___ Supplied data ___

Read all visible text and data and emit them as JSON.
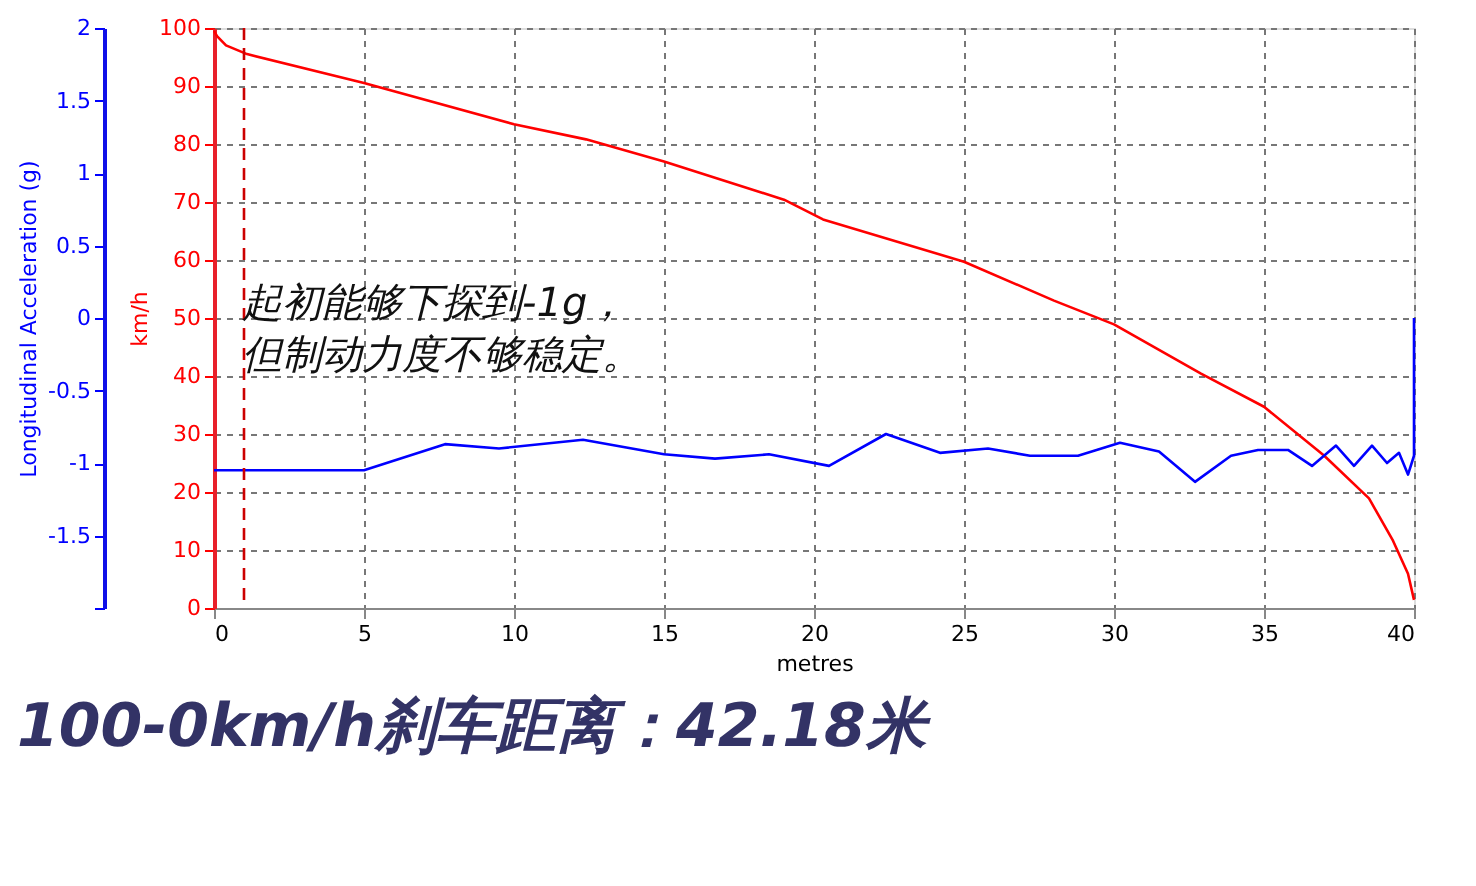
{
  "chart_data": {
    "type": "line",
    "title": "100-0km/h刹车距离：42.18米",
    "xlabel": "metres",
    "ylabel": "km/h",
    "y2label": "Longitudinal Acceleration (g)",
    "annotations": [
      "起初能够下探到-1g，但制动力度不够稳定。"
    ],
    "xlim": [
      0,
      40
    ],
    "xticks": [
      0,
      5,
      10,
      15,
      20,
      25,
      30,
      35,
      40
    ],
    "ylim": [
      0,
      100
    ],
    "yticks": [
      0,
      10,
      20,
      30,
      40,
      50,
      60,
      70,
      80,
      90,
      100
    ],
    "y2lim": [
      -2,
      2
    ],
    "y2ticks": [
      {
        "value": -2,
        "label": null
      },
      -1.5,
      -1,
      -0.5,
      0,
      0.5,
      1,
      1.5,
      2
    ],
    "grid": true,
    "marker": "none",
    "line_style": "solid",
    "ref_lines": [
      {
        "axis": "x",
        "value": 1,
        "label": null,
        "color": "#cc0000",
        "line_style": "dashed"
      }
    ],
    "series": [
      {
        "color": "#ff0000",
        "x": [
          0,
          0.1,
          0.4,
          1.1,
          5,
          10,
          12.4,
          15,
          19,
          20.3,
          25,
          28,
          30,
          32.9,
          35,
          37,
          38.5,
          39.3,
          39.8,
          40
        ],
        "values": [
          99.5,
          98.6,
          97,
          95.5,
          90.5,
          83.4,
          80.8,
          77,
          70.4,
          67,
          59.7,
          53,
          48.9,
          40.4,
          34.7,
          26.3,
          18.9,
          11.6,
          5.9,
          1.4
        ]
      },
      {
        "color": "#0000ff",
        "axis": "y2",
        "x": [
          0,
          5,
          7.7,
          9.5,
          12.3,
          15,
          16.7,
          18.5,
          20.5,
          22.4,
          24.2,
          25.8,
          27.2,
          28.8,
          30.2,
          31.5,
          32.7,
          33.9,
          34.8,
          35.8,
          36.6,
          37.4,
          38,
          38.6,
          39.1,
          39.5,
          39.8,
          40,
          40
        ],
        "values": [
          -1.05,
          -1.05,
          -0.87,
          -0.9,
          -0.84,
          -0.94,
          -0.97,
          -0.94,
          -1.02,
          -0.8,
          -0.93,
          -0.9,
          -0.95,
          -0.95,
          -0.86,
          -0.92,
          -1.13,
          -0.95,
          -0.91,
          -0.91,
          -1.02,
          -0.88,
          -1.02,
          -0.88,
          -1.0,
          -0.93,
          -1.08,
          -0.95,
          0
        ]
      }
    ]
  }
}
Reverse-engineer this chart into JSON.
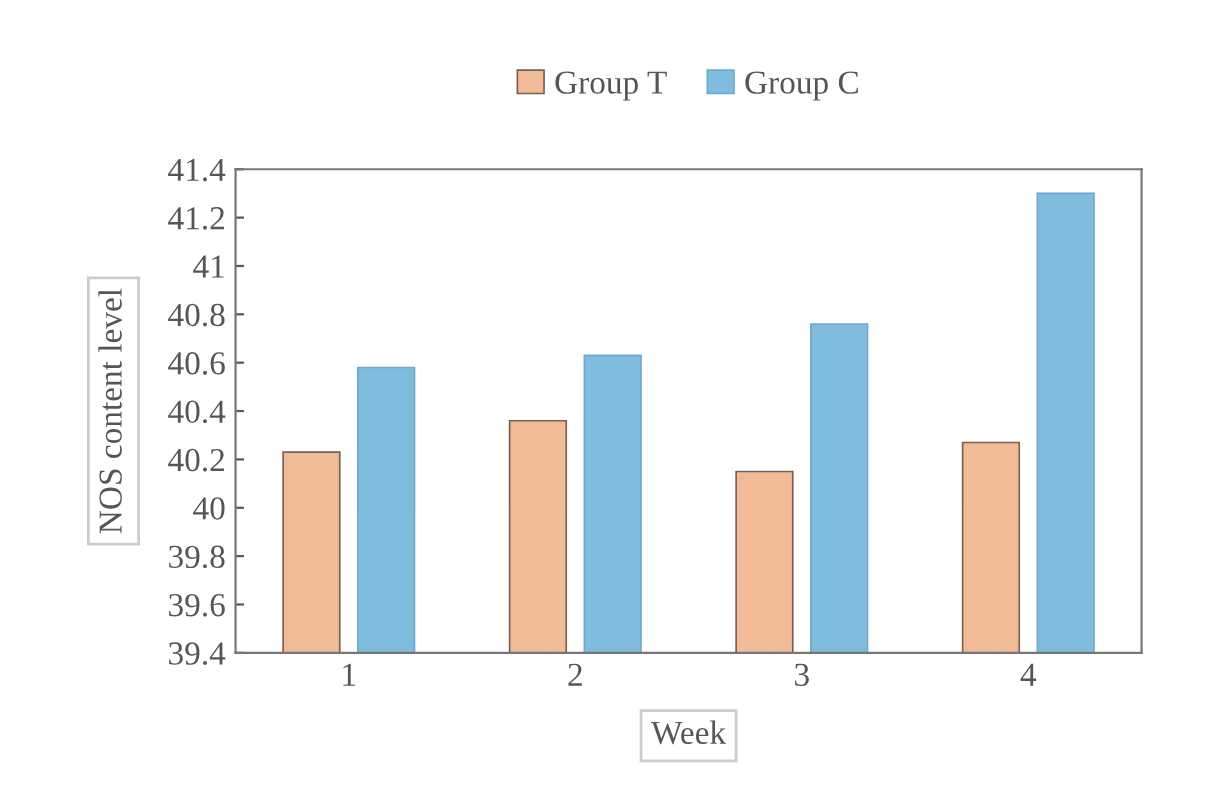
{
  "chart_data": {
    "type": "bar",
    "xlabel": "Week",
    "ylabel": "NOS content level",
    "categories": [
      "1",
      "2",
      "3",
      "4"
    ],
    "series": [
      {
        "name": "Group T",
        "color": "#f2bb98",
        "values": [
          40.23,
          40.36,
          40.15,
          40.27
        ]
      },
      {
        "name": "Group C",
        "color": "#80bcde",
        "values": [
          40.58,
          40.63,
          40.76,
          41.3
        ]
      }
    ],
    "ylim": [
      39.4,
      41.4
    ],
    "yticks": [
      {
        "value": 39.4,
        "label": "39.4"
      },
      {
        "value": 39.6,
        "label": "39.6"
      },
      {
        "value": 39.8,
        "label": "39.8"
      },
      40,
      {
        "value": 40.2,
        "label": "40.2"
      },
      {
        "value": 40.4,
        "label": "40.4"
      },
      {
        "value": 40.6,
        "label": "40.6"
      },
      {
        "value": 40.8,
        "label": "40.8"
      },
      41,
      {
        "value": 41.2,
        "label": "41.2"
      },
      {
        "value": 41.4,
        "label": "41.4"
      }
    ],
    "grid": false,
    "legend": "top"
  }
}
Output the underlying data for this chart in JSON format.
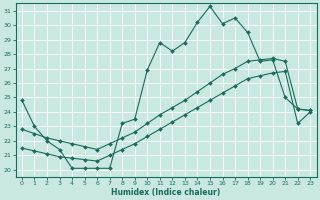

___

— Directive —
Each line containing the word "ylabel" counts once; say how many such lines there are, giving only the number.

— Task response —
2